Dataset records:
-------
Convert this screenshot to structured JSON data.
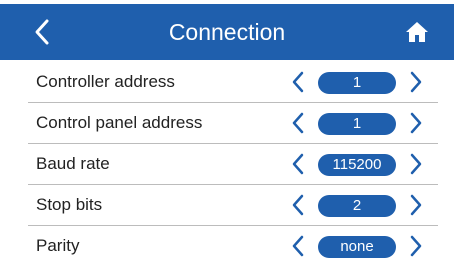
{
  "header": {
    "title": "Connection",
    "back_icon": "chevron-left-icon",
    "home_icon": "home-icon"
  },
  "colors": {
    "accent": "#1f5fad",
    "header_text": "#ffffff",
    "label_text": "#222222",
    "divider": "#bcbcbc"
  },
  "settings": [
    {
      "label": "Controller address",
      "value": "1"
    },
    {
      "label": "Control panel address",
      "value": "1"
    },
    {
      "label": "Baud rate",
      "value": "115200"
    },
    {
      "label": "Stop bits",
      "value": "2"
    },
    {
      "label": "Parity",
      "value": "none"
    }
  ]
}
-------
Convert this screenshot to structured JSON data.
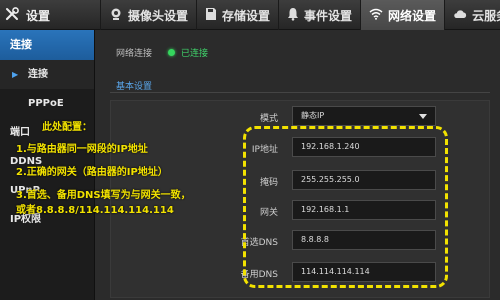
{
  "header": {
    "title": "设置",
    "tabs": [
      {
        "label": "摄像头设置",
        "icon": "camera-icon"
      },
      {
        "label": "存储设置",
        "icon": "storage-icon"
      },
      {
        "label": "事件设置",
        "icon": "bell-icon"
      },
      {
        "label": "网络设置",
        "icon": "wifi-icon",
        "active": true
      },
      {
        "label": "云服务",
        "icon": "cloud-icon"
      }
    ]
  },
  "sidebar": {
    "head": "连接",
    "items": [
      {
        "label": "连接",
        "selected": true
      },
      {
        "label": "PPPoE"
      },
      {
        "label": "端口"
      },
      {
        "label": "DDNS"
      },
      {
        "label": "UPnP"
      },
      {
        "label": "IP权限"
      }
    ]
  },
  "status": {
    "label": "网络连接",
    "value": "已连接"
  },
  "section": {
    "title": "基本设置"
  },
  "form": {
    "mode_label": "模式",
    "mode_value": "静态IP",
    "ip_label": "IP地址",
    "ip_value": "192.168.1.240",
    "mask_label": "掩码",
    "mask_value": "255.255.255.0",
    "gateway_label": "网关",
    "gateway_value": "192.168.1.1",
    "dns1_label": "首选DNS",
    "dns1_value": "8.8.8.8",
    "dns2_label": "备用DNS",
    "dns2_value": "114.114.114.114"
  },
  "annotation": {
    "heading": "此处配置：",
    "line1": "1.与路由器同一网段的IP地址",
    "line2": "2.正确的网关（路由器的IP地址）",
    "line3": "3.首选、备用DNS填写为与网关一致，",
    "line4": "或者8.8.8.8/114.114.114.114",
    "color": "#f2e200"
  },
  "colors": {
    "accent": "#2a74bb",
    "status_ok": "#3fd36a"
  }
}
-------
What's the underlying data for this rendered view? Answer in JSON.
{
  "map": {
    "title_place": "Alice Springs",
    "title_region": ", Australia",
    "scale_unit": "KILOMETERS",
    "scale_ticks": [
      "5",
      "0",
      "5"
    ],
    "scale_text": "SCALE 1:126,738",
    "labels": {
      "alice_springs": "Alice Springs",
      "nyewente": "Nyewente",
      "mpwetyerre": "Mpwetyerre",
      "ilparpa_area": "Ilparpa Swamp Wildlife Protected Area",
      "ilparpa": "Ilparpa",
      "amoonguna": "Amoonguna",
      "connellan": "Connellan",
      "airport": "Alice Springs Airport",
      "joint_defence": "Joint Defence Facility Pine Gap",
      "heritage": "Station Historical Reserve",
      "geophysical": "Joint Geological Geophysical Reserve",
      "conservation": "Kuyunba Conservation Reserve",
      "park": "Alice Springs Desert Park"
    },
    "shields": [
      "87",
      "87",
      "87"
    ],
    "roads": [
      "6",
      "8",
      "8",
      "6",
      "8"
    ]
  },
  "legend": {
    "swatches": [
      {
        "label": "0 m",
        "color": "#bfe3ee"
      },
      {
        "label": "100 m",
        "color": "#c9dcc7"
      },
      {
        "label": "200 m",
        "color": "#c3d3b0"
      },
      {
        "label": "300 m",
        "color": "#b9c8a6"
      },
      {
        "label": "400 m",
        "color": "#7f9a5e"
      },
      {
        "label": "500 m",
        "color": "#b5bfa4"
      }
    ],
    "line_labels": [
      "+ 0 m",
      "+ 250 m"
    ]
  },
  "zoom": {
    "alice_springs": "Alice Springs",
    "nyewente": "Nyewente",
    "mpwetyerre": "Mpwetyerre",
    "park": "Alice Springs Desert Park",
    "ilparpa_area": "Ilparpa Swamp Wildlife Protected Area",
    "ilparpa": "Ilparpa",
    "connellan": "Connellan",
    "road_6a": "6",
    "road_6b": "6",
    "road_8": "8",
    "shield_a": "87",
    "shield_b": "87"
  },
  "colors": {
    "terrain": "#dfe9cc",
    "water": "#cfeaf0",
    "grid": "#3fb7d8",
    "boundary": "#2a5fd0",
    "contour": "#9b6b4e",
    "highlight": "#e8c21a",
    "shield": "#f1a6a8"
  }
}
-------
» What is expected
Across the entries above, how many lines contain "Park"? Provide only the count.

» Result of this exercise
2